§ **Challenge**
Reproduce the records below in full and word for word, excluding pictures.

* * *

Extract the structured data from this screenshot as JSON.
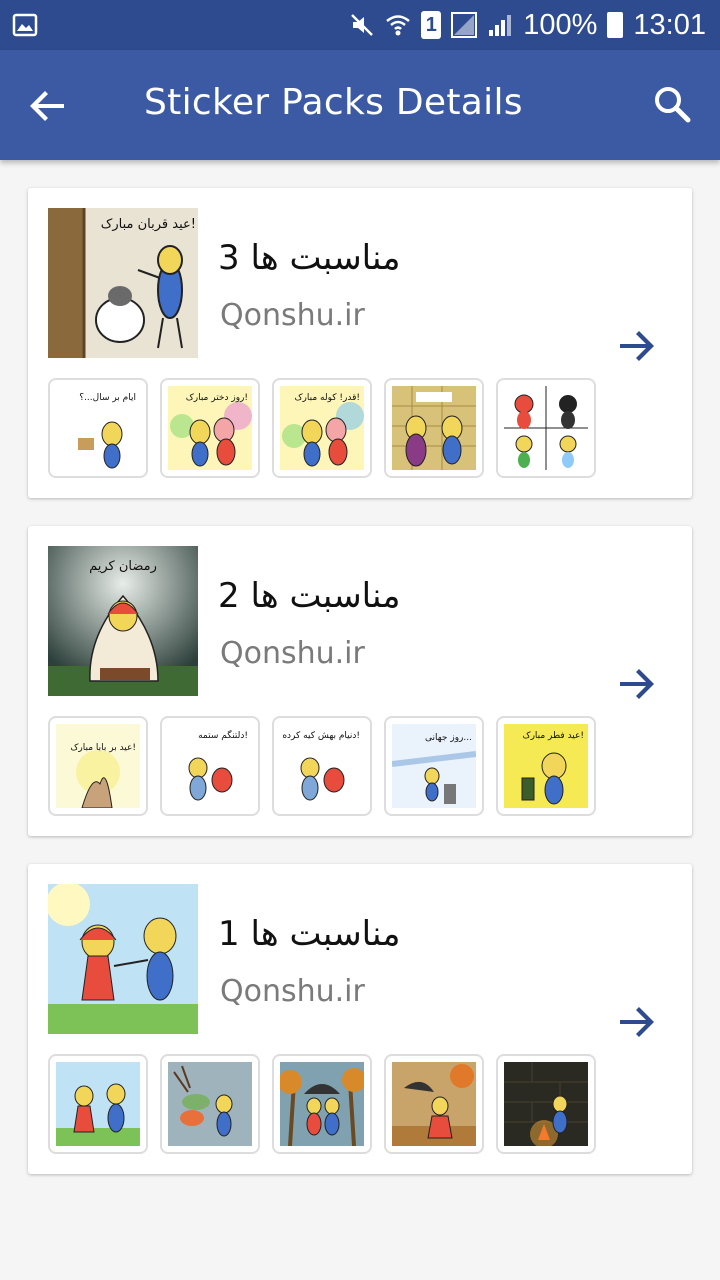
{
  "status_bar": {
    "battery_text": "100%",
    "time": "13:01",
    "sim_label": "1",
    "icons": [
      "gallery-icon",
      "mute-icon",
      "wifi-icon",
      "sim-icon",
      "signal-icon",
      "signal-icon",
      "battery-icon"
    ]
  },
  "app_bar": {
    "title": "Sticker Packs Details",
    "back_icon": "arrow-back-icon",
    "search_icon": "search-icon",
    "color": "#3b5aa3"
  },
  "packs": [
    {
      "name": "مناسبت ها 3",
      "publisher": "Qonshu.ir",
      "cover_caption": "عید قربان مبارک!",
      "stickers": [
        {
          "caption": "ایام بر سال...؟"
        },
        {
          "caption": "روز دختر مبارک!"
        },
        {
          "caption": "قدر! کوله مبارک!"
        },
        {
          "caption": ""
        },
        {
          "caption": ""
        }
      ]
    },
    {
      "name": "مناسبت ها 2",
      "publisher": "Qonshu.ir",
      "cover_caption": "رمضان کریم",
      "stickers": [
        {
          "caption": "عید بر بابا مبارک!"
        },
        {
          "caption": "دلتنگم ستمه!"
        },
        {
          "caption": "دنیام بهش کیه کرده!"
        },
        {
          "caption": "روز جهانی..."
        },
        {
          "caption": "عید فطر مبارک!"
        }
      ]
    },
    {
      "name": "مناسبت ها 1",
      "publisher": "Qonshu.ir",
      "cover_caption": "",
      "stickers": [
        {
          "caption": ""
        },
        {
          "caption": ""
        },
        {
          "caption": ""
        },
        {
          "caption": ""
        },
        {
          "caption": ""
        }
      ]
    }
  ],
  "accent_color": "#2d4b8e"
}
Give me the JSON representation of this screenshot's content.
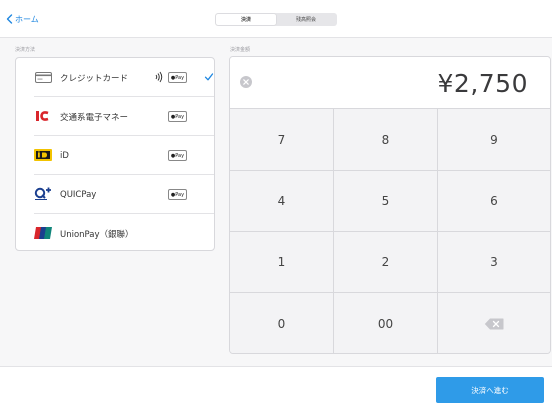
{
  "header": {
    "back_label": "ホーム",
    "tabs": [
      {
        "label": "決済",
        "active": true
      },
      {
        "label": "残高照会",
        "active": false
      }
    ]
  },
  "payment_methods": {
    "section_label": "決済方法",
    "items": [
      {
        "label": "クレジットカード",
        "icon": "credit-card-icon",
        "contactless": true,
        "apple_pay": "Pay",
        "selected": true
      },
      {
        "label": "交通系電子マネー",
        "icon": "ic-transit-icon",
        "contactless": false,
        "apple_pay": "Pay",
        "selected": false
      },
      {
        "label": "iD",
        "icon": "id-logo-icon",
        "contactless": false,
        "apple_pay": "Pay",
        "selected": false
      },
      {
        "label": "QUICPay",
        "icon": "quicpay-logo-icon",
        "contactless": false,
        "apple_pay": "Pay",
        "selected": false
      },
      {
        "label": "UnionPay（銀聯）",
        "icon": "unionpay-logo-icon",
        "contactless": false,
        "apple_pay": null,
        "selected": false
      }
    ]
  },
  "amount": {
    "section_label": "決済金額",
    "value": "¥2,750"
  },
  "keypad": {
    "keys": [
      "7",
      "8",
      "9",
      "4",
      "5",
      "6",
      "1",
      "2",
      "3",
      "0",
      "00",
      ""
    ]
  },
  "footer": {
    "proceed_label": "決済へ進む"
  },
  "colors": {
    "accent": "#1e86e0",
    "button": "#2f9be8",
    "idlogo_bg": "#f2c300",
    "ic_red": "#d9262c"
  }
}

* * *

§ **Result of the task**
Extract the structured data from this screenshot as JSON.
{
  "status_bar": {
    "battery_text": "100%",
    "time": "13:01",
    "sim_label": "1",
    "icons": [
      "gallery-icon",
      "mute-icon",
      "wifi-icon",
      "sim-icon",
      "signal-icon",
      "signal-icon",
      "battery-icon"
    ]
  },
  "app_bar": {
    "title": "Sticker Packs Details",
    "back_icon": "arrow-back-icon",
    "search_icon": "search-icon",
    "color": "#3b5aa3"
  },
  "packs": [
    {
      "name": "مناسبت ها 3",
      "publisher": "Qonshu.ir",
      "cover_caption": "عید قربان مبارک!",
      "stickers": [
        {
          "caption": "ایام بر سال...؟"
        },
        {
          "caption": "روز دختر مبارک!"
        },
        {
          "caption": "قدر! کوله مبارک!"
        },
        {
          "caption": ""
        },
        {
          "caption": ""
        }
      ]
    },
    {
      "name": "مناسبت ها 2",
      "publisher": "Qonshu.ir",
      "cover_caption": "رمضان کریم",
      "stickers": [
        {
          "caption": "عید بر بابا مبارک!"
        },
        {
          "caption": "دلتنگم ستمه!"
        },
        {
          "caption": "دنیام بهش کیه کرده!"
        },
        {
          "caption": "روز جهانی..."
        },
        {
          "caption": "عید فطر مبارک!"
        }
      ]
    },
    {
      "name": "مناسبت ها 1",
      "publisher": "Qonshu.ir",
      "cover_caption": "",
      "stickers": [
        {
          "caption": ""
        },
        {
          "caption": ""
        },
        {
          "caption": ""
        },
        {
          "caption": ""
        },
        {
          "caption": ""
        }
      ]
    }
  ],
  "accent_color": "#2d4b8e"
}
Give me the JSON representation of this screenshot's content.
{
  "header": {
    "back_label": "ホーム",
    "tabs": [
      {
        "label": "決済",
        "active": true
      },
      {
        "label": "残高照会",
        "active": false
      }
    ]
  },
  "payment_methods": {
    "section_label": "決済方法",
    "items": [
      {
        "label": "クレジットカード",
        "icon": "credit-card-icon",
        "contactless": true,
        "apple_pay": "Pay",
        "selected": true
      },
      {
        "label": "交通系電子マネー",
        "icon": "ic-transit-icon",
        "contactless": false,
        "apple_pay": "Pay",
        "selected": false
      },
      {
        "label": "iD",
        "icon": "id-logo-icon",
        "contactless": false,
        "apple_pay": "Pay",
        "selected": false
      },
      {
        "label": "QUICPay",
        "icon": "quicpay-logo-icon",
        "contactless": false,
        "apple_pay": "Pay",
        "selected": false
      },
      {
        "label": "UnionPay（銀聯）",
        "icon": "unionpay-logo-icon",
        "contactless": false,
        "apple_pay": null,
        "selected": false
      }
    ]
  },
  "amount": {
    "section_label": "決済金額",
    "value": "¥2,750"
  },
  "keypad": {
    "keys": [
      "7",
      "8",
      "9",
      "4",
      "5",
      "6",
      "1",
      "2",
      "3",
      "0",
      "00",
      ""
    ]
  },
  "footer": {
    "proceed_label": "決済へ進む"
  },
  "colors": {
    "accent": "#1e86e0",
    "button": "#2f9be8",
    "idlogo_bg": "#f2c300",
    "ic_red": "#d9262c"
  }
}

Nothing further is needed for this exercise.